Please repeat the records from their start through the line containing "rsi-legend-swatch (12, 297, 28, 301)", replacing "candle" with "bar" and leaving everything else unchanged. Give only those lines.

*Dataset rows*.
•••••

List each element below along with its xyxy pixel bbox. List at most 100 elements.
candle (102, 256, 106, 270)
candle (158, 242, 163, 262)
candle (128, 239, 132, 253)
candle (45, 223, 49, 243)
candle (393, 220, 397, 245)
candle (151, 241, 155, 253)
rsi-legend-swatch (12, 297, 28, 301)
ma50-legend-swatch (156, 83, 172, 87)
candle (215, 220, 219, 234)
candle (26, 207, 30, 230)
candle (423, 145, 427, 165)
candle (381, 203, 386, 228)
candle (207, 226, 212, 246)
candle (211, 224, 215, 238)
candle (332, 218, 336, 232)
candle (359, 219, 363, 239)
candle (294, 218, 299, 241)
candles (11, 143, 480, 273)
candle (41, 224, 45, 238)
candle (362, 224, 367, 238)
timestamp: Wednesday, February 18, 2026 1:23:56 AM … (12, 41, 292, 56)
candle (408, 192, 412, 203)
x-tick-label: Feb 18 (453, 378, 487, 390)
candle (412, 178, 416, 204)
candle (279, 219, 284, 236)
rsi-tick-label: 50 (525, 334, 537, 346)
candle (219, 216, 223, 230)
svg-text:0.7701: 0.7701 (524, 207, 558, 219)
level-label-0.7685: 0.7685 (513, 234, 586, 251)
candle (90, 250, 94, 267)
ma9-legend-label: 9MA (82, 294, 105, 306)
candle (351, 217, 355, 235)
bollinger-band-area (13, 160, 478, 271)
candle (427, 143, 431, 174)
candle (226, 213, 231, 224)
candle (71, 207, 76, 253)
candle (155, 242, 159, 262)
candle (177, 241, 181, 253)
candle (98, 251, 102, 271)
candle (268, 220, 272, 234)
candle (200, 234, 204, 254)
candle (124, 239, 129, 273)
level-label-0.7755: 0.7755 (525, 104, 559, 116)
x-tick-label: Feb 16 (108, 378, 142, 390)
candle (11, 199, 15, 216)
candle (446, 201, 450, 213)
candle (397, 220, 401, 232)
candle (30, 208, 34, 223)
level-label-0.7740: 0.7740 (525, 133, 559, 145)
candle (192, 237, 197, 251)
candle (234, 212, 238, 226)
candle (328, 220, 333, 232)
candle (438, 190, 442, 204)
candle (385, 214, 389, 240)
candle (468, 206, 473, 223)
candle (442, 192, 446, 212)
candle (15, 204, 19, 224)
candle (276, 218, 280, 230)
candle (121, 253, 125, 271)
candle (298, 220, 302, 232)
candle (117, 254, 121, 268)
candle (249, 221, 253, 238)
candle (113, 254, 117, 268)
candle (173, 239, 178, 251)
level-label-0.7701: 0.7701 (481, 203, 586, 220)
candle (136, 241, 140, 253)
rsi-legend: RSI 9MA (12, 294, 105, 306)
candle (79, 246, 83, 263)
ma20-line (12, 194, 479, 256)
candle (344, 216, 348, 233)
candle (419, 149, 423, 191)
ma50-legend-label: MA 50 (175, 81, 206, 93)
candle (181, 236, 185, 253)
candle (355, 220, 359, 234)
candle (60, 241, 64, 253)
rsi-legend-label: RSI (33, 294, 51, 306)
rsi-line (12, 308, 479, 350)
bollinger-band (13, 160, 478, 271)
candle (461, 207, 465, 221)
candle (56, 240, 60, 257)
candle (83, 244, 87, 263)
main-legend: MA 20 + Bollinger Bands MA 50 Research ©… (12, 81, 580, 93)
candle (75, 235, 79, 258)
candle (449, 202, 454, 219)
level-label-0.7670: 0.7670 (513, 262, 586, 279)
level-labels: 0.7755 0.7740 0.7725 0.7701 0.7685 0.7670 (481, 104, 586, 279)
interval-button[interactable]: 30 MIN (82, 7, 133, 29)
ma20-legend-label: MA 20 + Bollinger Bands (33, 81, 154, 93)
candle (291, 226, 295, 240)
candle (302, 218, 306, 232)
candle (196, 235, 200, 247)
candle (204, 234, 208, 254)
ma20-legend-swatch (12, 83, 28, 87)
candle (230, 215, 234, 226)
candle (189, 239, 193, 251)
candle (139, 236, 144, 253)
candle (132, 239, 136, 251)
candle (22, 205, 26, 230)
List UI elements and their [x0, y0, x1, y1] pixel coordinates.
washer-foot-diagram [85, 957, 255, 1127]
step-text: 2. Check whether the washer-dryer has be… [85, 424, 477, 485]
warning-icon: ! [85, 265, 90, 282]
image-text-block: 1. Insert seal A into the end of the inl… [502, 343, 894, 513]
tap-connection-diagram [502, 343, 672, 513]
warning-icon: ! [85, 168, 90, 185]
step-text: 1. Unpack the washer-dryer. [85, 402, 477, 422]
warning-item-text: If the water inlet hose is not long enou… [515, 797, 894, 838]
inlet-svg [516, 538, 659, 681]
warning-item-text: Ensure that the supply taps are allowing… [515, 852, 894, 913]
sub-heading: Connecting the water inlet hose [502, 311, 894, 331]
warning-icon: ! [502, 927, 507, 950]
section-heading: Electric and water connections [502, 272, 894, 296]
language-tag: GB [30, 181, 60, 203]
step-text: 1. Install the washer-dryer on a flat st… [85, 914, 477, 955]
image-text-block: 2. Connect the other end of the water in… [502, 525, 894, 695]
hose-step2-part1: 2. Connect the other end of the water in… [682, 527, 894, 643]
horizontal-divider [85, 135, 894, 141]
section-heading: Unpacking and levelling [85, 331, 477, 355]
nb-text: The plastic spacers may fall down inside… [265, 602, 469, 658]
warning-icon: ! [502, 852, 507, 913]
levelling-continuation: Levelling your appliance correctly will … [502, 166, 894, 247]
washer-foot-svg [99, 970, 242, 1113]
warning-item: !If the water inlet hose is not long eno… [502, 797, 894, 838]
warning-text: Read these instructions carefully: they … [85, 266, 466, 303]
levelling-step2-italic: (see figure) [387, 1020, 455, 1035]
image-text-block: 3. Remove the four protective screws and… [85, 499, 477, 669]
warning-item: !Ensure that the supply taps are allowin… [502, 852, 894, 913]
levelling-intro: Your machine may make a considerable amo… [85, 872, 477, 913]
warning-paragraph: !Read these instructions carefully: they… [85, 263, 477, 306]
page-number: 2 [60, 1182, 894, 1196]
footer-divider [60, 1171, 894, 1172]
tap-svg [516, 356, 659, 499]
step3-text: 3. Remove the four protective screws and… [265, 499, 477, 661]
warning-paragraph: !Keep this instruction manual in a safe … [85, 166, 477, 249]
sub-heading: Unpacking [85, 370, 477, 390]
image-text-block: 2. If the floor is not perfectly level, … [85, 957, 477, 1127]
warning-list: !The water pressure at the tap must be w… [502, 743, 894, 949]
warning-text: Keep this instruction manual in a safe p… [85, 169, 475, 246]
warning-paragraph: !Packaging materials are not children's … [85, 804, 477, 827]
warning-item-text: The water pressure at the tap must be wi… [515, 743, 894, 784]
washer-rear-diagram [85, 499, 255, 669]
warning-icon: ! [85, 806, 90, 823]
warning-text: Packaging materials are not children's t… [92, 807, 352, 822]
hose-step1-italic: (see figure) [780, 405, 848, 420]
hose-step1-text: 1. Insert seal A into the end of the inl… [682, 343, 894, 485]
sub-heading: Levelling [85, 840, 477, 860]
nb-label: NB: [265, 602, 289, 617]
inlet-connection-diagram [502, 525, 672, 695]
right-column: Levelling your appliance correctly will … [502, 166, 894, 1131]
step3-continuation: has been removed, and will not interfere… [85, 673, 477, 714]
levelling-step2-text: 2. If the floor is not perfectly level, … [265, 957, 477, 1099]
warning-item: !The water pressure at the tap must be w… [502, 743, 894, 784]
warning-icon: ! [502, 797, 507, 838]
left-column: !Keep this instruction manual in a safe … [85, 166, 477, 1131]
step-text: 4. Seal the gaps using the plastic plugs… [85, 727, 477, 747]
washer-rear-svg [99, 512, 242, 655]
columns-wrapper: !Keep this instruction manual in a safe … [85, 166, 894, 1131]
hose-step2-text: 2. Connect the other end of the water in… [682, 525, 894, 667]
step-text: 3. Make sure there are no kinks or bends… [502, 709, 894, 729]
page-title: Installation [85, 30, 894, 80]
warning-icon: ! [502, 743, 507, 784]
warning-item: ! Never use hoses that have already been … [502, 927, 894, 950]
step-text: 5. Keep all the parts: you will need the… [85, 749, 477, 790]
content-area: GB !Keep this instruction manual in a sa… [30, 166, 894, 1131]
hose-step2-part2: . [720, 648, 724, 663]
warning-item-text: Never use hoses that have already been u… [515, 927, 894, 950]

•••••

*Answer*.
List each element below along with its xyxy pixel bbox. List at most 100 elements.
bar (102, 256, 106, 270)
bar (158, 242, 163, 262)
bar (128, 239, 132, 253)
bar (45, 223, 49, 243)
bar (393, 220, 397, 245)
bar (151, 241, 155, 253)
rsi-legend-swatch (12, 297, 28, 301)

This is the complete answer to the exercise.